[Excerpts from a figure dataset]

########################################

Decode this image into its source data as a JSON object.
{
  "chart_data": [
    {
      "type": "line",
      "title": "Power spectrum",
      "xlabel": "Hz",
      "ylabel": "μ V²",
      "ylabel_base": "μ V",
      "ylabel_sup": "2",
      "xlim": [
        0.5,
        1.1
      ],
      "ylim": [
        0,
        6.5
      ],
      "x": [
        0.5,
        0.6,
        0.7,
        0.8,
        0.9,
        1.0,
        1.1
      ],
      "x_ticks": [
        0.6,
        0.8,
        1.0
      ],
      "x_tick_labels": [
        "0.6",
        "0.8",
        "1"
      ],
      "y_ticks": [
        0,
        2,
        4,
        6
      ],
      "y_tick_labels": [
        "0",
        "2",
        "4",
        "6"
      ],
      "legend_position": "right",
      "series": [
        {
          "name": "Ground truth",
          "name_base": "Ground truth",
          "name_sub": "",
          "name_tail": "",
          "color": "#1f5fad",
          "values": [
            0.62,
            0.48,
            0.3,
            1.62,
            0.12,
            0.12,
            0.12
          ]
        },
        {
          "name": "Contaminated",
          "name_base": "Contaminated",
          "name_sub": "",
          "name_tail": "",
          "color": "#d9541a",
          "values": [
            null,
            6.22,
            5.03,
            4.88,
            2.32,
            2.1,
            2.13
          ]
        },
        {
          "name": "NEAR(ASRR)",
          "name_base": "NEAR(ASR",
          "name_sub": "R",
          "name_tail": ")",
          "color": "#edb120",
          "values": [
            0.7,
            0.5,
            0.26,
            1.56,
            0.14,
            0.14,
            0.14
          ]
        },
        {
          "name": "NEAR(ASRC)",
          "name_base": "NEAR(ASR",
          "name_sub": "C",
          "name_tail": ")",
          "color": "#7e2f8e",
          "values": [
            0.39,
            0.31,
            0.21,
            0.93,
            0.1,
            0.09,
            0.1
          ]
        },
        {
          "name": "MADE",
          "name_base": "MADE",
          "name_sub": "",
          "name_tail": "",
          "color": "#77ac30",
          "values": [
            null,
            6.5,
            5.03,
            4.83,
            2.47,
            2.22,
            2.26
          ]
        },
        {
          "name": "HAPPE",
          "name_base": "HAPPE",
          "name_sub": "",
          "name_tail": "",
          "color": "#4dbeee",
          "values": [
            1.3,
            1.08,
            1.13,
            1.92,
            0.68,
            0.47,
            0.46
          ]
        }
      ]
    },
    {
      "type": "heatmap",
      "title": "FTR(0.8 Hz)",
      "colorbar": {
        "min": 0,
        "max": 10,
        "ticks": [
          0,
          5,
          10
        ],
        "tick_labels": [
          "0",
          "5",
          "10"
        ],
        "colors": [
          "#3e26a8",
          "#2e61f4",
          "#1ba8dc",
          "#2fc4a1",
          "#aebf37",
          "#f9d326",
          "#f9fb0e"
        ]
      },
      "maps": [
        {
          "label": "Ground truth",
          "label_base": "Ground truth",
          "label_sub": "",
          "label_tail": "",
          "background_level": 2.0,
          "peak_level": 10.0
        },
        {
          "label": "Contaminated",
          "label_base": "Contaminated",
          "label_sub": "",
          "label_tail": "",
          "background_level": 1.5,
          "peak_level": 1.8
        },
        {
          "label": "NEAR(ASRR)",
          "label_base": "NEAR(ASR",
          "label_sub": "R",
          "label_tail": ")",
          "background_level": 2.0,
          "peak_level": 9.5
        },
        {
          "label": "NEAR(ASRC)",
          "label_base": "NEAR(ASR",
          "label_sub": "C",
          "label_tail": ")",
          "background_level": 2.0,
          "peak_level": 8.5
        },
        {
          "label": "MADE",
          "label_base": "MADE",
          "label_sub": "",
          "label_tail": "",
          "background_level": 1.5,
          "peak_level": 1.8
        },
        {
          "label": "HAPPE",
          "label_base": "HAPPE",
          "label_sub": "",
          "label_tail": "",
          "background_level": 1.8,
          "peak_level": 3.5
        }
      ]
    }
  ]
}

########################################

*Work required*
Set down the listing in full, keeping every word exactly as it is.

*Expected answer*
Decode this image into its source data as a JSON object.
{
  "chart_data": [
    {
      "type": "line",
      "title": "Power spectrum",
      "xlabel": "Hz",
      "ylabel": "μ V²",
      "ylabel_base": "μ V",
      "ylabel_sup": "2",
      "xlim": [
        0.5,
        1.1
      ],
      "ylim": [
        0,
        6.5
      ],
      "x": [
        0.5,
        0.6,
        0.7,
        0.8,
        0.9,
        1.0,
        1.1
      ],
      "x_ticks": [
        0.6,
        0.8,
        1.0
      ],
      "x_tick_labels": [
        "0.6",
        "0.8",
        "1"
      ],
      "y_ticks": [
        0,
        2,
        4,
        6
      ],
      "y_tick_labels": [
        "0",
        "2",
        "4",
        "6"
      ],
      "legend_position": "right",
      "series": [
        {
          "name": "Ground truth",
          "name_base": "Ground truth",
          "name_sub": "",
          "name_tail": "",
          "color": "#1f5fad",
          "values": [
            0.62,
            0.48,
            0.3,
            1.62,
            0.12,
            0.12,
            0.12
          ]
        },
        {
          "name": "Contaminated",
          "name_base": "Contaminated",
          "name_sub": "",
          "name_tail": "",
          "color": "#d9541a",
          "values": [
            null,
            6.22,
            5.03,
            4.88,
            2.32,
            2.1,
            2.13
          ]
        },
        {
          "name": "NEAR(ASRR)",
          "name_base": "NEAR(ASR",
          "name_sub": "R",
          "name_tail": ")",
          "color": "#edb120",
          "values": [
            0.7,
            0.5,
            0.26,
            1.56,
            0.14,
            0.14,
            0.14
          ]
        },
        {
          "name": "NEAR(ASRC)",
          "name_base": "NEAR(ASR",
          "name_sub": "C",
          "name_tail": ")",
          "color": "#7e2f8e",
          "values": [
            0.39,
            0.31,
            0.21,
            0.93,
            0.1,
            0.09,
            0.1
          ]
        },
        {
          "name": "MADE",
          "name_base": "MADE",
          "name_sub": "",
          "name_tail": "",
          "color": "#77ac30",
          "values": [
            null,
            6.5,
            5.03,
            4.83,
            2.47,
            2.22,
            2.26
          ]
        },
        {
          "name": "HAPPE",
          "name_base": "HAPPE",
          "name_sub": "",
          "name_tail": "",
          "color": "#4dbeee",
          "values": [
            1.3,
            1.08,
            1.13,
            1.92,
            0.68,
            0.47,
            0.46
          ]
        }
      ]
    },
    {
      "type": "heatmap",
      "title": "FTR(0.8 Hz)",
      "colorbar": {
        "min": 0,
        "max": 10,
        "ticks": [
          0,
          5,
          10
        ],
        "tick_labels": [
          "0",
          "5",
          "10"
        ],
        "colors": [
          "#3e26a8",
          "#2e61f4",
          "#1ba8dc",
          "#2fc4a1",
          "#aebf37",
          "#f9d326",
          "#f9fb0e"
        ]
      },
      "maps": [
        {
          "label": "Ground truth",
          "label_base": "Ground truth",
          "label_sub": "",
          "label_tail": "",
          "background_level": 2.0,
          "peak_level": 10.0
        },
        {
          "label": "Contaminated",
          "label_base": "Contaminated",
          "label_sub": "",
          "label_tail": "",
          "background_level": 1.5,
          "peak_level": 1.8
        },
        {
          "label": "NEAR(ASRR)",
          "label_base": "NEAR(ASR",
          "label_sub": "R",
          "label_tail": ")",
          "background_level": 2.0,
          "peak_level": 9.5
        },
        {
          "label": "NEAR(ASRC)",
          "label_base": "NEAR(ASR",
          "label_sub": "C",
          "label_tail": ")",
          "background_level": 2.0,
          "peak_level": 8.5
        },
        {
          "label": "MADE",
          "label_base": "MADE",
          "label_sub": "",
          "label_tail": "",
          "background_level": 1.5,
          "peak_level": 1.8
        },
        {
          "label": "HAPPE",
          "label_base": "HAPPE",
          "label_sub": "",
          "label_tail": "",
          "background_level": 1.8,
          "peak_level": 3.5
        }
      ]
    }
  ]
}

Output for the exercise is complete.